=== PROBLEM TO WORK ON ===
Show, in full, each line of the data that contains "object".

=== PROVIDED RECORDS ===
※ ※ ※

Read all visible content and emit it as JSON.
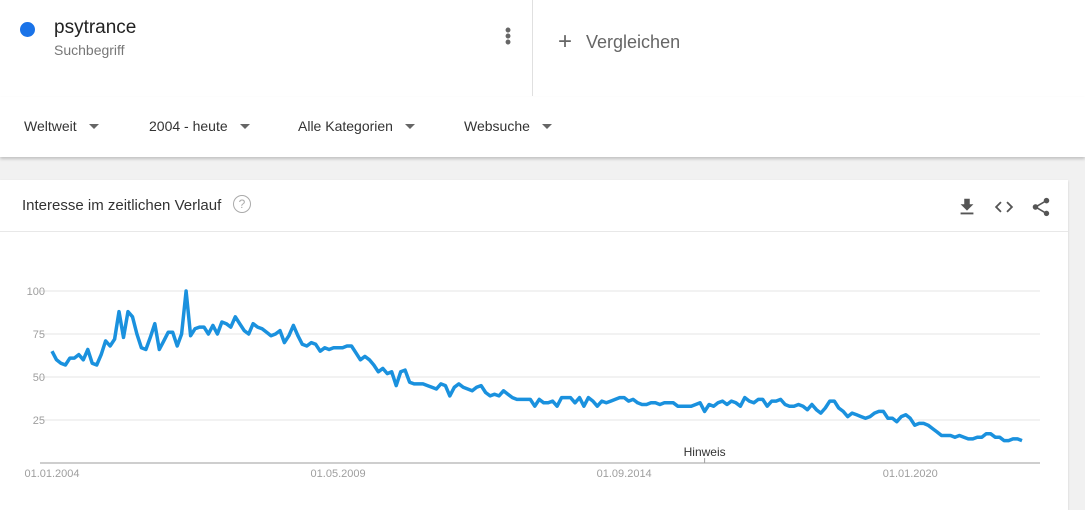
{
  "term": {
    "name": "psytrance",
    "type": "Suchbegriff",
    "color": "#1a73e8",
    "menu_icon": "more-vert-icon"
  },
  "compare": {
    "label": "Vergleichen",
    "icon": "plus-icon"
  },
  "filters": [
    {
      "label": "Weltweit"
    },
    {
      "label": "2004 - heute"
    },
    {
      "label": "Alle Kategorien"
    },
    {
      "label": "Websuche"
    }
  ],
  "card": {
    "title": "Interesse im zeitlichen Verlauf",
    "help_icon": "help-icon",
    "actions": [
      "download-icon",
      "embed-icon",
      "share-icon"
    ]
  },
  "chart_data": {
    "type": "line",
    "start": "2004-01",
    "interval": "month",
    "ylim": [
      0,
      100
    ],
    "yticks": [
      25,
      50,
      75,
      100
    ],
    "xticks": [
      {
        "label": "01.01.2004",
        "month": "2004-01"
      },
      {
        "label": "01.05.2009",
        "month": "2009-05"
      },
      {
        "label": "01.09.2014",
        "month": "2014-09"
      },
      {
        "label": "01.01.2020",
        "month": "2020-01"
      }
    ],
    "annotation": {
      "label": "Hinweis",
      "month": "2016-03"
    },
    "grid": true,
    "color": "#1a91de",
    "values": [
      65,
      60,
      58,
      57,
      61,
      61,
      63,
      60,
      66,
      58,
      57,
      63,
      71,
      68,
      72,
      88,
      73,
      88,
      85,
      75,
      67,
      66,
      73,
      81,
      66,
      71,
      76,
      76,
      68,
      75,
      100,
      74,
      78,
      79,
      79,
      75,
      80,
      75,
      82,
      81,
      79,
      85,
      81,
      77,
      75,
      81,
      79,
      78,
      76,
      74,
      75,
      77,
      70,
      74,
      80,
      74,
      69,
      68,
      70,
      69,
      65,
      67,
      66,
      67,
      67,
      67,
      68,
      68,
      64,
      60,
      62,
      60,
      57,
      53,
      55,
      52,
      53,
      45,
      53,
      54,
      47,
      46,
      46,
      46,
      45,
      44,
      43,
      46,
      45,
      39,
      44,
      46,
      44,
      43,
      42,
      44,
      45,
      41,
      39,
      40,
      39,
      42,
      40,
      38,
      37,
      37,
      37,
      37,
      33,
      37,
      35,
      35,
      36,
      33,
      38,
      38,
      38,
      35,
      38,
      33,
      38,
      36,
      33,
      36,
      35,
      36,
      37,
      38,
      38,
      36,
      37,
      35,
      34,
      34,
      35,
      35,
      34,
      35,
      35,
      35,
      33,
      33,
      33,
      33,
      34,
      35,
      30,
      34,
      33,
      35,
      36,
      34,
      36,
      35,
      33,
      38,
      36,
      35,
      37,
      37,
      33,
      36,
      36,
      37,
      34,
      33,
      33,
      34,
      33,
      31,
      34,
      31,
      29,
      32,
      36,
      36,
      32,
      30,
      27,
      29,
      28,
      27,
      26,
      27,
      29,
      30,
      30,
      26,
      26,
      24,
      27,
      28,
      26,
      22,
      23,
      23,
      22,
      20,
      18,
      16,
      16,
      16,
      15,
      16,
      15,
      14,
      14,
      15,
      15,
      17,
      17,
      15,
      15,
      13,
      13,
      14,
      14,
      13
    ]
  }
}
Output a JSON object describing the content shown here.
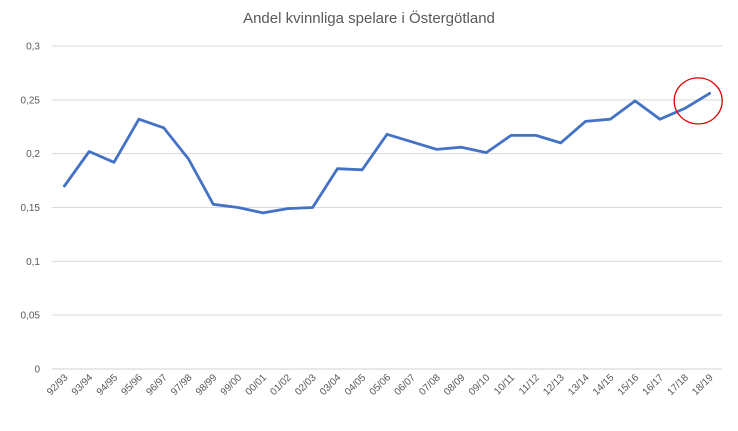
{
  "chart_data": {
    "type": "line",
    "title": "Andel kvinnliga spelare i Östergötland",
    "xlabel": "",
    "ylabel": "",
    "categories": [
      "92/93",
      "93/94",
      "94/95",
      "95/96",
      "96/97",
      "97/98",
      "98/99",
      "99/00",
      "00/01",
      "01/02",
      "02/03",
      "03/04",
      "04/05",
      "05/06",
      "06/07",
      "07/08",
      "08/09",
      "09/10",
      "10/11",
      "11/12",
      "12/13",
      "13/14",
      "14/15",
      "15/16",
      "16/17",
      "17/18",
      "18/19"
    ],
    "series": [
      {
        "values": [
          0.17,
          0.202,
          0.192,
          0.232,
          0.224,
          0.195,
          0.153,
          0.15,
          0.145,
          0.149,
          0.15,
          0.186,
          0.185,
          0.218,
          0.211,
          0.204,
          0.206,
          0.201,
          0.217,
          0.217,
          0.21,
          0.23,
          0.232,
          0.249,
          0.232,
          0.242,
          0.256
        ],
        "color": "#4472C4"
      }
    ],
    "ylim": [
      0,
      0.3
    ],
    "yticks": [
      "0",
      "0,05",
      "0,1",
      "0,15",
      "0,2",
      "0,25",
      "0,3"
    ],
    "grid": true,
    "legend": "none",
    "annotation": {
      "type": "circle",
      "color": "#E00000",
      "around_categories": [
        "17/18",
        "18/19"
      ]
    }
  }
}
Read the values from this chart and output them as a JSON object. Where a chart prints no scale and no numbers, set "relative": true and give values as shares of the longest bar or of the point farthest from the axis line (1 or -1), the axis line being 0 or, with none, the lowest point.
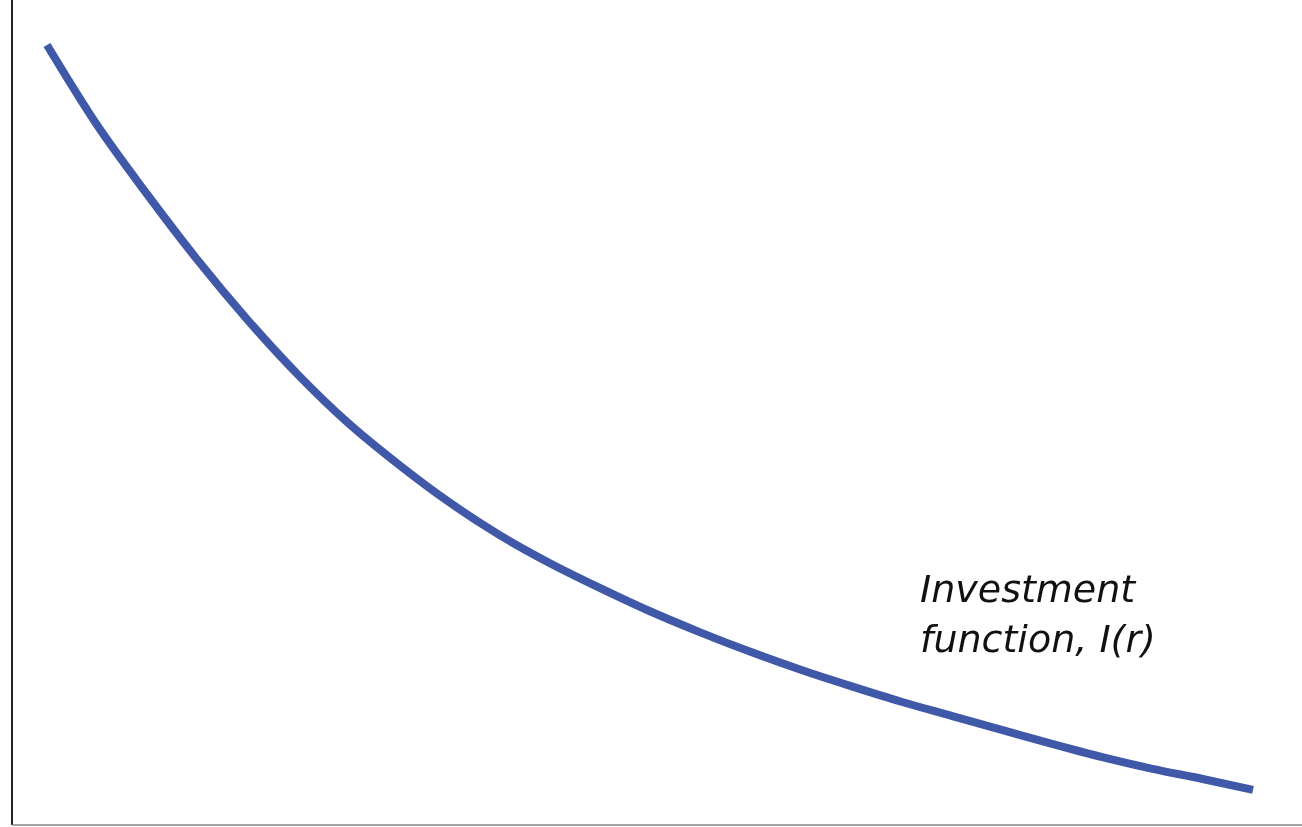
{
  "chart_data": {
    "type": "line",
    "relative": true,
    "categories": [
      null,
      null,
      null,
      null,
      null,
      null,
      null,
      null,
      null,
      null,
      null,
      null,
      null,
      null,
      null,
      null,
      null,
      null,
      null,
      null,
      null,
      null,
      null,
      null,
      null
    ],
    "series": [
      {
        "color": "#3f58a8",
        "values": [
          1.0,
          0.897,
          0.808,
          0.724,
          0.647,
          0.577,
          0.515,
          0.462,
          0.414,
          0.372,
          0.336,
          0.304,
          0.274,
          0.247,
          0.222,
          0.199,
          0.178,
          0.158,
          0.14,
          0.122,
          0.104,
          0.087,
          0.072,
          0.059,
          0.045
        ]
      }
    ],
    "annotations": [
      "Investment function, I(r)"
    ],
    "marker": "none",
    "line_style": "solid"
  }
}
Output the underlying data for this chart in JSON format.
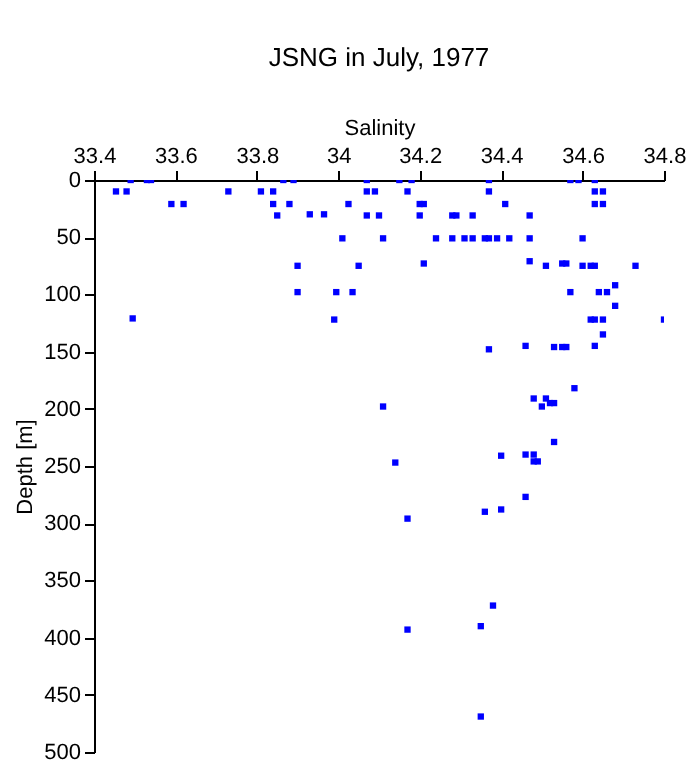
{
  "chart_data": {
    "type": "scatter",
    "title": "JSNG in July, 1977",
    "xlabel": "Salinity",
    "ylabel": "Depth [m]",
    "x": [
      33.454,
      33.48,
      33.49,
      33.53,
      33.54,
      33.59,
      33.62,
      33.495,
      33.73,
      33.81,
      33.84,
      33.84,
      33.85,
      33.865,
      33.88,
      33.89,
      33.93,
      33.965,
      33.9,
      33.9,
      33.995,
      33.99,
      34.01,
      34.025,
      34.05,
      34.035,
      34.07,
      34.07,
      34.09,
      34.07,
      34.1,
      34.15,
      34.18,
      34.37,
      34.57,
      34.59,
      34.63,
      34.17,
      34.37,
      34.63,
      34.65,
      34.2,
      34.21,
      34.41,
      34.63,
      34.65,
      34.2,
      34.28,
      34.29,
      34.33,
      34.47,
      34.11,
      34.24,
      34.28,
      34.31,
      34.33,
      34.36,
      34.37,
      34.39,
      34.42,
      34.47,
      34.6,
      34.21,
      34.47,
      34.51,
      34.55,
      34.56,
      34.6,
      34.62,
      34.63,
      34.73,
      34.68,
      34.64,
      34.66,
      34.57,
      34.68,
      34.62,
      34.63,
      34.65,
      34.8,
      34.65,
      34.37,
      34.46,
      34.53,
      34.55,
      34.56,
      34.63,
      34.58,
      34.11,
      34.48,
      34.51,
      34.52,
      34.53,
      34.5,
      34.53,
      34.4,
      34.46,
      34.48,
      34.48,
      34.49,
      34.14,
      34.46,
      34.36,
      34.4,
      34.17,
      34.38,
      34.35,
      34.17,
      34.35
    ],
    "series": [
      {
        "color": "#0000ff",
        "values": [
          10,
          10,
          0,
          0,
          0,
          21,
          21,
          121,
          10,
          10,
          10,
          21,
          31,
          0,
          21,
          0,
          30,
          30,
          75,
          98,
          98,
          122,
          51,
          21,
          75,
          98,
          0,
          10,
          10,
          31,
          31,
          0,
          0,
          0,
          0,
          0,
          0,
          10,
          10,
          10,
          10,
          21,
          21,
          21,
          21,
          21,
          31,
          31,
          31,
          31,
          31,
          51,
          51,
          51,
          51,
          51,
          51,
          51,
          51,
          51,
          51,
          51,
          73,
          71,
          75,
          73,
          73,
          75,
          75,
          75,
          75,
          92,
          98,
          98,
          98,
          110,
          122,
          122,
          122,
          122,
          135,
          148,
          145,
          146,
          146,
          146,
          145,
          182,
          198,
          191,
          191,
          195,
          195,
          198,
          229,
          241,
          240,
          240,
          246,
          246,
          247,
          277,
          290,
          288,
          296,
          372,
          390,
          393,
          469
        ]
      }
    ],
    "xlim": [
      33.4,
      34.8
    ],
    "xticks": [
      33.4,
      33.6,
      33.8,
      34,
      34.2,
      34.4,
      34.6,
      34.8
    ],
    "ylim": [
      500,
      0
    ],
    "yticks": [
      0,
      50,
      100,
      150,
      200,
      250,
      300,
      350,
      400,
      450,
      500
    ],
    "marker": "square",
    "grid": false
  }
}
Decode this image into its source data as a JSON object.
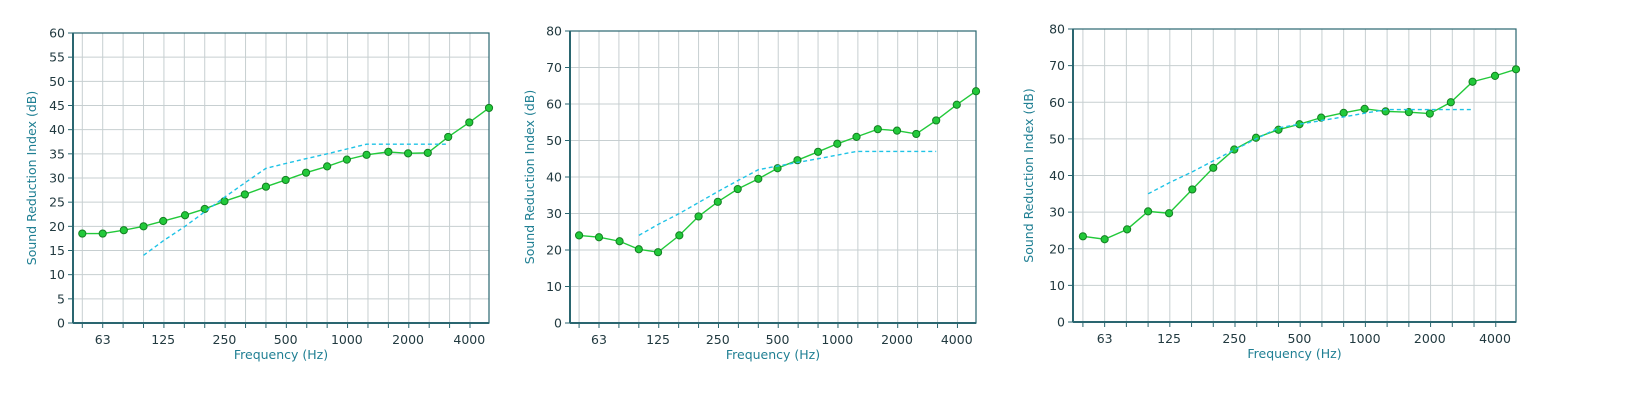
{
  "colors": {
    "measured": "#22c93a",
    "marker_fill": "#22c93a",
    "marker_stroke": "#138022",
    "reference": "#1fc3e6",
    "axis": "#2a6670",
    "grid": "#c7cfd1",
    "axis_title": "#1f7f93"
  },
  "chart_data": [
    {
      "type": "line",
      "xlabel": "Frequency (Hz)",
      "ylabel": "Sound Reduction Index (dB)",
      "x_scale": "log",
      "xlim": [
        45,
        5000
      ],
      "ylim": [
        0,
        60
      ],
      "y_ticks": [
        0,
        5,
        10,
        15,
        20,
        25,
        30,
        35,
        40,
        45,
        50,
        55,
        60
      ],
      "x_tick_labels": [
        "63",
        "125",
        "250",
        "500",
        "1000",
        "2000",
        "4000"
      ],
      "x_ticks": [
        63,
        125,
        250,
        500,
        1000,
        2000,
        4000
      ],
      "grid": true,
      "series": [
        {
          "style": "solid-with-markers",
          "x": [
            50,
            63,
            80,
            100,
            125,
            160,
            200,
            250,
            315,
            400,
            500,
            630,
            800,
            1000,
            1250,
            1600,
            2000,
            2500,
            3150,
            4000,
            5000
          ],
          "y": [
            18.5,
            18.5,
            19.2,
            20.0,
            21.1,
            22.3,
            23.6,
            25.2,
            26.6,
            28.2,
            29.6,
            31.1,
            32.4,
            33.8,
            34.8,
            35.4,
            35.1,
            35.2,
            38.5,
            41.5,
            44.5
          ]
        },
        {
          "style": "dashed",
          "x": [
            100,
            125,
            160,
            200,
            250,
            315,
            400,
            500,
            630,
            800,
            1000,
            1250,
            1600,
            2000,
            2500,
            3150
          ],
          "y": [
            14,
            17,
            20,
            23,
            26,
            29,
            32,
            33,
            34,
            35,
            36,
            37,
            37,
            37,
            37,
            37
          ]
        }
      ]
    },
    {
      "type": "line",
      "xlabel": "Frequency (Hz)",
      "ylabel": "Sound Reduction Index (dB)",
      "x_scale": "log",
      "xlim": [
        45,
        5000
      ],
      "ylim": [
        0,
        80
      ],
      "y_ticks": [
        0,
        10,
        20,
        30,
        40,
        50,
        60,
        70,
        80
      ],
      "x_tick_labels": [
        "63",
        "125",
        "250",
        "500",
        "1000",
        "2000",
        "4000"
      ],
      "x_ticks": [
        63,
        125,
        250,
        500,
        1000,
        2000,
        4000
      ],
      "grid": true,
      "series": [
        {
          "style": "solid-with-markers",
          "x": [
            50,
            63,
            80,
            100,
            125,
            160,
            200,
            250,
            315,
            400,
            500,
            630,
            800,
            1000,
            1250,
            1600,
            2000,
            2500,
            3150,
            4000,
            5000
          ],
          "y": [
            24.0,
            23.5,
            22.4,
            20.2,
            19.4,
            24.0,
            29.2,
            33.2,
            36.7,
            39.5,
            42.4,
            44.6,
            46.9,
            49.1,
            51.0,
            53.1,
            52.7,
            51.8,
            55.5,
            59.8,
            63.5
          ]
        },
        {
          "style": "dashed",
          "x": [
            100,
            125,
            160,
            200,
            250,
            315,
            400,
            500,
            630,
            800,
            1000,
            1250,
            1600,
            2000,
            2500,
            3150
          ],
          "y": [
            24,
            27,
            30,
            33,
            36,
            39,
            42,
            43,
            44,
            45,
            46,
            47,
            47,
            47,
            47,
            47
          ]
        }
      ]
    },
    {
      "type": "line",
      "xlabel": "Frequency (Hz)",
      "ylabel": "Sound Reduction Index (dB)",
      "x_scale": "log",
      "xlim": [
        45,
        5000
      ],
      "ylim": [
        0,
        80
      ],
      "y_ticks": [
        0,
        10,
        20,
        30,
        40,
        50,
        60,
        70,
        80
      ],
      "x_tick_labels": [
        "63",
        "125",
        "250",
        "500",
        "1000",
        "2000",
        "4000"
      ],
      "x_ticks": [
        63,
        125,
        250,
        500,
        1000,
        2000,
        4000
      ],
      "grid": true,
      "series": [
        {
          "style": "solid-with-markers",
          "x": [
            50,
            63,
            80,
            100,
            125,
            160,
            200,
            250,
            315,
            400,
            500,
            630,
            800,
            1000,
            1250,
            1600,
            2000,
            2500,
            3150,
            4000,
            5000
          ],
          "y": [
            23.4,
            22.6,
            25.3,
            30.2,
            29.7,
            36.2,
            42.1,
            47.1,
            50.3,
            52.5,
            54.0,
            55.8,
            57.1,
            58.2,
            57.5,
            57.3,
            56.9,
            60.0,
            65.6,
            67.2,
            69.0
          ]
        },
        {
          "style": "dashed",
          "x": [
            100,
            125,
            160,
            200,
            250,
            315,
            400,
            500,
            630,
            800,
            1000,
            1250,
            1600,
            2000,
            2500,
            3150
          ],
          "y": [
            35,
            38,
            41,
            44,
            47,
            50,
            53,
            54,
            55,
            56,
            57,
            58,
            58,
            58,
            58,
            58
          ]
        }
      ]
    }
  ]
}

※ ※ ※

=== ANSWER FOR THE TASK ===
Output a JSON object describing the content shown here.
Read the values from this chart and output them as a JSON object. Where a chart prints no scale and no numbers, set "relative": true and give values as shares of the longest bar or of the point farthest from the axis line (1 or -1), the axis line being 0 or, with none, the lowest point.
Decode this image into its source data as a JSON object.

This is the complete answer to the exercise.